* _Entries excerpted from a collection_
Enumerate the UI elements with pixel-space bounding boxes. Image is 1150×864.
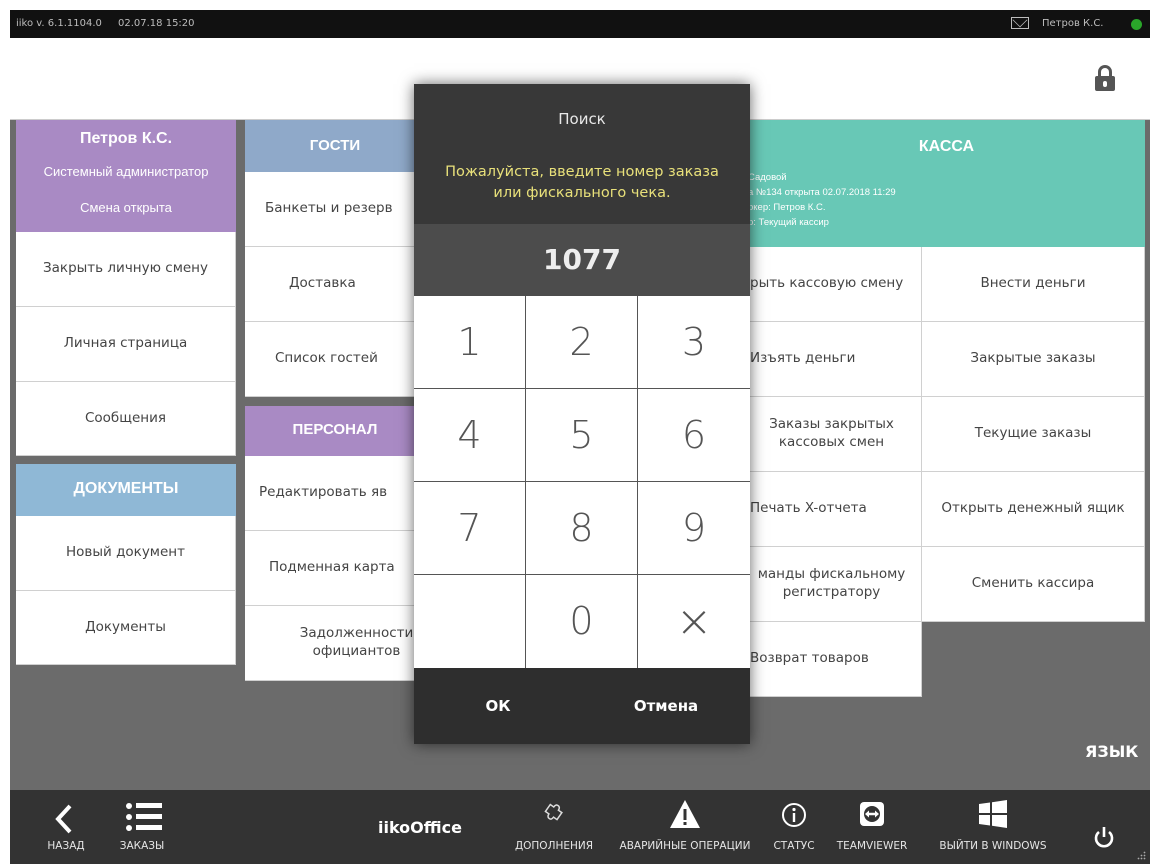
staff-header: ПЕРСОНАЛ	[245, 406, 425, 456]
key-7[interactable]: 7	[414, 482, 526, 575]
deposit-money-button[interactable]: Внести деньги	[922, 247, 1145, 322]
lock-icon[interactable]	[1095, 65, 1115, 91]
back-button[interactable]: НАЗАД	[38, 790, 94, 864]
windows-icon	[979, 800, 1007, 828]
numeric-keypad: 1 2 3 4 5 6 7 8 9 0 ×	[414, 296, 750, 668]
teamviewer-label: TEAMVIEWER	[836, 840, 908, 852]
search-dialog: Поиск Пожалуйста, введите номер заказа и…	[414, 84, 750, 744]
version-label: iiko v. 6.1.1104.0	[16, 18, 102, 29]
guests-title: ГОСТИ	[309, 137, 361, 154]
x-report-button[interactable]: Печать X-отчета	[748, 472, 922, 547]
banquets-button[interactable]: Банкеты и резерв	[245, 172, 425, 247]
exit-windows-label: ВЫЙТИ В WINDOWS	[939, 840, 1047, 852]
back-label: НАЗАД	[47, 840, 85, 852]
key-0[interactable]: 0	[526, 575, 638, 668]
staff-title: ПЕРСОНАЛ	[292, 421, 378, 438]
key-1[interactable]: 1	[414, 296, 526, 389]
info-icon	[782, 803, 806, 827]
order-number-input[interactable]: 1077	[414, 224, 750, 296]
key-empty	[414, 575, 526, 668]
closed-orders-button[interactable]: Закрытые заказы	[922, 322, 1145, 397]
emergency-operations-label: АВАРИЙНЫЕ ОПЕРАЦИИ	[619, 840, 751, 852]
status-button[interactable]: СТАТУС	[766, 790, 822, 864]
kassa-info-line: а №134 открыта 02.07.2018 11:29	[748, 187, 896, 198]
guest-list-button[interactable]: Список гостей	[245, 322, 425, 397]
waiter-debts-button[interactable]: Задолженности официантов	[245, 606, 425, 681]
key-5[interactable]: 5	[526, 389, 638, 482]
documents-button[interactable]: Документы	[16, 591, 236, 665]
closed-shift-orders-button[interactable]: Заказы закрытых кассовых смен	[748, 397, 922, 472]
addons-label: ДОПОЛНЕНИЯ	[514, 840, 594, 852]
close-personal-shift-button[interactable]: Закрыть личную смену	[16, 232, 236, 307]
cancel-button[interactable]: Отмена	[582, 668, 750, 744]
bottom-toolbar: НАЗАД ЗАКАЗЫ iikoOffice ДОПОЛНЕНИЯ АВАРИ…	[10, 790, 1150, 864]
orders-button[interactable]: ЗАКАЗЫ	[114, 790, 170, 864]
key-3[interactable]: 3	[638, 296, 750, 389]
current-orders-button[interactable]: Текущие заказы	[922, 397, 1145, 472]
ok-button[interactable]: ОК	[414, 668, 582, 744]
status-label: СТАТУС	[773, 840, 815, 852]
new-document-button[interactable]: Новый документ	[16, 516, 236, 591]
mail-icon[interactable]	[1011, 17, 1029, 29]
personal-page-button[interactable]: Личная страница	[16, 307, 236, 382]
cash-register-header: КАССА Садовой а №134 открыта 02.07.2018 …	[748, 120, 1145, 247]
online-status-icon	[1131, 19, 1142, 30]
user-role: Системный администратор	[43, 164, 209, 179]
teamviewer-button[interactable]: TEAMVIEWER	[832, 790, 912, 864]
warning-icon	[670, 800, 700, 828]
kassa-info-line: Садовой	[748, 172, 787, 183]
backspace-icon[interactable]: ×	[638, 575, 750, 668]
fiscal-commands-button[interactable]: манды фискальному регистратору	[748, 547, 922, 622]
kassa-info-line: ркер: Петров К.С.	[748, 202, 826, 213]
current-user-label: Петров К.С.	[1042, 18, 1104, 29]
addons-button[interactable]: ДОПОЛНЕНИЯ	[504, 790, 604, 864]
datetime-label: 02.07.18 15:20	[118, 18, 195, 29]
withdraw-money-button[interactable]: Изъять деньги	[748, 322, 922, 397]
edit-attendance-button[interactable]: Редактировать яв	[245, 456, 425, 531]
shift-status: Смена открыта	[80, 200, 172, 215]
user-panel-header: Петров К.С. Системный администратор Смен…	[16, 120, 236, 232]
close-cash-shift-button[interactable]: рыть кассовую смену	[748, 247, 922, 322]
user-name: Петров К.С.	[79, 130, 173, 147]
dialog-title: Поиск	[558, 110, 606, 128]
exit-windows-button[interactable]: ВЫЙТИ В WINDOWS	[928, 790, 1058, 864]
resize-grip-icon[interactable]	[1136, 850, 1146, 860]
documents-header: ДОКУМЕНТЫ	[16, 464, 236, 516]
key-4[interactable]: 4	[414, 389, 526, 482]
teamviewer-icon	[860, 802, 884, 826]
key-6[interactable]: 6	[638, 389, 750, 482]
key-9[interactable]: 9	[638, 482, 750, 575]
emergency-operations-button[interactable]: АВАРИЙНЫЕ ОПЕРАЦИИ	[612, 790, 758, 864]
kassa-info-line: р: Текущий кассир	[748, 217, 829, 228]
substitute-card-button[interactable]: Подменная карта	[245, 531, 425, 606]
messages-button[interactable]: Сообщения	[16, 382, 236, 456]
language-button[interactable]: ЯЗЫК	[1085, 742, 1138, 761]
cash-register-title: КАССА	[918, 138, 975, 155]
delivery-button[interactable]: Доставка	[245, 247, 425, 322]
documents-title: ДОКУМЕНТЫ	[73, 480, 179, 497]
puzzle-icon	[544, 803, 563, 821]
orders-label: ЗАКАЗЫ	[119, 840, 165, 852]
app-window: iiko v. 6.1.1104.0 02.07.18 15:20 Петров…	[10, 10, 1150, 864]
iikooffice-button[interactable]: iikoOffice	[378, 818, 462, 837]
change-cashier-button[interactable]: Сменить кассира	[922, 547, 1145, 622]
chevron-left-icon	[55, 804, 72, 834]
return-goods-button[interactable]: Возврат товаров	[748, 622, 922, 697]
open-cash-drawer-button[interactable]: Открыть денежный ящик	[922, 472, 1145, 547]
dialog-message: Пожалуйста, введите номер заказа или фис…	[445, 164, 719, 202]
list-icon	[126, 803, 162, 831]
power-icon[interactable]	[1093, 826, 1115, 848]
key-8[interactable]: 8	[526, 482, 638, 575]
key-2[interactable]: 2	[526, 296, 638, 389]
dialog-footer: ОК Отмена	[414, 668, 750, 744]
guests-header: ГОСТИ	[245, 120, 425, 172]
status-bar: iiko v. 6.1.1104.0 02.07.18 15:20 Петров…	[10, 10, 1150, 38]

* _Exercise_
Reproduce all of the entries above verbatim, omitting the pictures from your reproduction.

* _Right answer_
Enumerate the UI elements with pixel-space bounding boxes. Image is 1150×864.
staff-header: ПЕРСОНАЛ	[245, 406, 425, 456]
key-7[interactable]: 7	[414, 482, 526, 575]
deposit-money-button[interactable]: Внести деньги	[922, 247, 1145, 322]
lock-icon[interactable]	[1095, 65, 1115, 91]
back-button[interactable]: НАЗАД	[38, 790, 94, 864]
windows-icon	[979, 800, 1007, 828]
numeric-keypad: 1 2 3 4 5 6 7 8 9 0 ×	[414, 296, 750, 668]
teamviewer-label: TEAMVIEWER	[836, 840, 908, 852]
search-dialog: Поиск Пожалуйста, введите номер заказа и…	[414, 84, 750, 744]
version-label: iiko v. 6.1.1104.0	[16, 18, 102, 29]
guests-title: ГОСТИ	[309, 137, 361, 154]
x-report-button[interactable]: Печать X-отчета	[748, 472, 922, 547]
banquets-button[interactable]: Банкеты и резерв	[245, 172, 425, 247]
exit-windows-label: ВЫЙТИ В WINDOWS	[939, 840, 1047, 852]
back-label: НАЗАД	[47, 840, 85, 852]
key-0[interactable]: 0	[526, 575, 638, 668]
staff-title: ПЕРСОНАЛ	[292, 421, 378, 438]
key-1[interactable]: 1	[414, 296, 526, 389]
info-icon	[782, 803, 806, 827]
order-number-input[interactable]: 1077	[414, 224, 750, 296]
key-empty	[414, 575, 526, 668]
closed-orders-button[interactable]: Закрытые заказы	[922, 322, 1145, 397]
emergency-operations-label: АВАРИЙНЫЕ ОПЕРАЦИИ	[619, 840, 751, 852]
status-button[interactable]: СТАТУС	[766, 790, 822, 864]
kassa-info-line: а №134 открыта 02.07.2018 11:29	[748, 187, 896, 198]
guest-list-button[interactable]: Список гостей	[245, 322, 425, 397]
waiter-debts-button[interactable]: Задолженности официантов	[245, 606, 425, 681]
key-5[interactable]: 5	[526, 389, 638, 482]
documents-button[interactable]: Документы	[16, 591, 236, 665]
closed-shift-orders-button[interactable]: Заказы закрытых кассовых смен	[748, 397, 922, 472]
addons-label: ДОПОЛНЕНИЯ	[514, 840, 594, 852]
close-personal-shift-button[interactable]: Закрыть личную смену	[16, 232, 236, 307]
cancel-button[interactable]: Отмена	[582, 668, 750, 744]
bottom-toolbar: НАЗАД ЗАКАЗЫ iikoOffice ДОПОЛНЕНИЯ АВАРИ…	[10, 790, 1150, 864]
orders-button[interactable]: ЗАКАЗЫ	[114, 790, 170, 864]
key-3[interactable]: 3	[638, 296, 750, 389]
current-orders-button[interactable]: Текущие заказы	[922, 397, 1145, 472]
ok-button[interactable]: ОК	[414, 668, 582, 744]
status-label: СТАТУС	[773, 840, 815, 852]
new-document-button[interactable]: Новый документ	[16, 516, 236, 591]
mail-icon[interactable]	[1011, 17, 1029, 29]
personal-page-button[interactable]: Личная страница	[16, 307, 236, 382]
cash-register-header: КАССА Садовой а №134 открыта 02.07.2018 …	[748, 120, 1145, 247]
online-status-icon	[1131, 19, 1142, 30]
user-role: Системный администратор	[43, 164, 209, 179]
teamviewer-button[interactable]: TEAMVIEWER	[832, 790, 912, 864]
warning-icon	[670, 800, 700, 828]
kassa-info-line: Садовой	[748, 172, 787, 183]
backspace-icon[interactable]: ×	[638, 575, 750, 668]
fiscal-commands-button[interactable]: манды фискальному регистратору	[748, 547, 922, 622]
kassa-info-line: ркер: Петров К.С.	[748, 202, 826, 213]
current-user-label: Петров К.С.	[1042, 18, 1104, 29]
addons-button[interactable]: ДОПОЛНЕНИЯ	[504, 790, 604, 864]
datetime-label: 02.07.18 15:20	[118, 18, 195, 29]
withdraw-money-button[interactable]: Изъять деньги	[748, 322, 922, 397]
edit-attendance-button[interactable]: Редактировать яв	[245, 456, 425, 531]
shift-status: Смена открыта	[80, 200, 172, 215]
user-panel-header: Петров К.С. Системный администратор Смен…	[16, 120, 236, 232]
close-cash-shift-button[interactable]: рыть кассовую смену	[748, 247, 922, 322]
user-name: Петров К.С.	[79, 130, 173, 147]
dialog-title: Поиск	[558, 110, 606, 128]
exit-windows-button[interactable]: ВЫЙТИ В WINDOWS	[928, 790, 1058, 864]
resize-grip-icon[interactable]	[1136, 850, 1146, 860]
documents-header: ДОКУМЕНТЫ	[16, 464, 236, 516]
key-4[interactable]: 4	[414, 389, 526, 482]
teamviewer-icon	[860, 802, 884, 826]
key-6[interactable]: 6	[638, 389, 750, 482]
key-9[interactable]: 9	[638, 482, 750, 575]
emergency-operations-button[interactable]: АВАРИЙНЫЕ ОПЕРАЦИИ	[612, 790, 758, 864]
kassa-info-line: р: Текущий кассир	[748, 217, 829, 228]
substitute-card-button[interactable]: Подменная карта	[245, 531, 425, 606]
messages-button[interactable]: Сообщения	[16, 382, 236, 456]
language-button[interactable]: ЯЗЫК	[1085, 742, 1138, 761]
cash-register-title: КАССА	[918, 138, 975, 155]
delivery-button[interactable]: Доставка	[245, 247, 425, 322]
documents-title: ДОКУМЕНТЫ	[73, 480, 179, 497]
puzzle-icon	[544, 803, 563, 821]
orders-label: ЗАКАЗЫ	[119, 840, 165, 852]
app-window: iiko v. 6.1.1104.0 02.07.18 15:20 Петров…	[10, 10, 1150, 864]
iikooffice-button[interactable]: iikoOffice	[378, 818, 462, 837]
change-cashier-button[interactable]: Сменить кассира	[922, 547, 1145, 622]
chevron-left-icon	[55, 804, 72, 834]
return-goods-button[interactable]: Возврат товаров	[748, 622, 922, 697]
open-cash-drawer-button[interactable]: Открыть денежный ящик	[922, 472, 1145, 547]
dialog-message: Пожалуйста, введите номер заказа или фис…	[445, 164, 719, 202]
list-icon	[126, 803, 162, 831]
power-icon[interactable]	[1093, 826, 1115, 848]
key-8[interactable]: 8	[526, 482, 638, 575]
key-2[interactable]: 2	[526, 296, 638, 389]
dialog-footer: ОК Отмена	[414, 668, 750, 744]
guests-header: ГОСТИ	[245, 120, 425, 172]
status-bar: iiko v. 6.1.1104.0 02.07.18 15:20 Петров…	[10, 10, 1150, 38]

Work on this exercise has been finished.